# GOAL:
Select the lines that contain "Basic" and copy each of them.
(begin)
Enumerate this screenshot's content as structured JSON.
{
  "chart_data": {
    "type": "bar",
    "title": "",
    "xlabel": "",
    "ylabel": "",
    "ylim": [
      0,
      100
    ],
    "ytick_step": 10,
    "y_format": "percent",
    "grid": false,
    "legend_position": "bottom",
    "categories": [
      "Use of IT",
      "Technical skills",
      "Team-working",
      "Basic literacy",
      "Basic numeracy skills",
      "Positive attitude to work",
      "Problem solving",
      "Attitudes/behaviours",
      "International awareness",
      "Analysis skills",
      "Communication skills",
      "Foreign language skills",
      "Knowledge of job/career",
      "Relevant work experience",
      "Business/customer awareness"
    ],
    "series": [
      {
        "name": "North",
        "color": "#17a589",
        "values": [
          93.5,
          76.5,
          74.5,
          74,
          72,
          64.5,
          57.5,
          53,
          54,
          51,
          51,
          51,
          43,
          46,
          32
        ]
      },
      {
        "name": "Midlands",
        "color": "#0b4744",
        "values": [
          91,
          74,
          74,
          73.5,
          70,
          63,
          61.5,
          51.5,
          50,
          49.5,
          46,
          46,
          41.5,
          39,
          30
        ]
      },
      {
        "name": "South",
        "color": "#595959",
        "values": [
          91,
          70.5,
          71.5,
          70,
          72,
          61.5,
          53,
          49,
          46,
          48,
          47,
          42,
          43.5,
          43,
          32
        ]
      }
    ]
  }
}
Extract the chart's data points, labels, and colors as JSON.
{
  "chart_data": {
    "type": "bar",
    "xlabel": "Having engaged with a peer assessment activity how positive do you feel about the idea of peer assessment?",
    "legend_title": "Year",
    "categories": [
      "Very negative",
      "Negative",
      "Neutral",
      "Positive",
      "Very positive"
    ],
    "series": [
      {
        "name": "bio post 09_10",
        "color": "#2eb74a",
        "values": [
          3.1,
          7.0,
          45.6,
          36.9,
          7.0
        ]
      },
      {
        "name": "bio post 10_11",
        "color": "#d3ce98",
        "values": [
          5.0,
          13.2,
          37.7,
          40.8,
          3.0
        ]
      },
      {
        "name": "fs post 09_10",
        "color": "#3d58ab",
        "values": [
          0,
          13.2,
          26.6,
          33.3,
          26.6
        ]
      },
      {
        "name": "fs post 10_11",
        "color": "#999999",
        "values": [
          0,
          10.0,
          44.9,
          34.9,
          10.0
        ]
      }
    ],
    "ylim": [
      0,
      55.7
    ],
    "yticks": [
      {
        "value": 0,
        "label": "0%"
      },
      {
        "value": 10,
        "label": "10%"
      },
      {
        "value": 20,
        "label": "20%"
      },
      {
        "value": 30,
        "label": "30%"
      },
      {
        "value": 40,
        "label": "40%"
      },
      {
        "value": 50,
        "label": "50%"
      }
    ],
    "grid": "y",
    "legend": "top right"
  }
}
(end)
# IN RESPONSE:
      "Basic literacy",
      "Basic numeracy skills",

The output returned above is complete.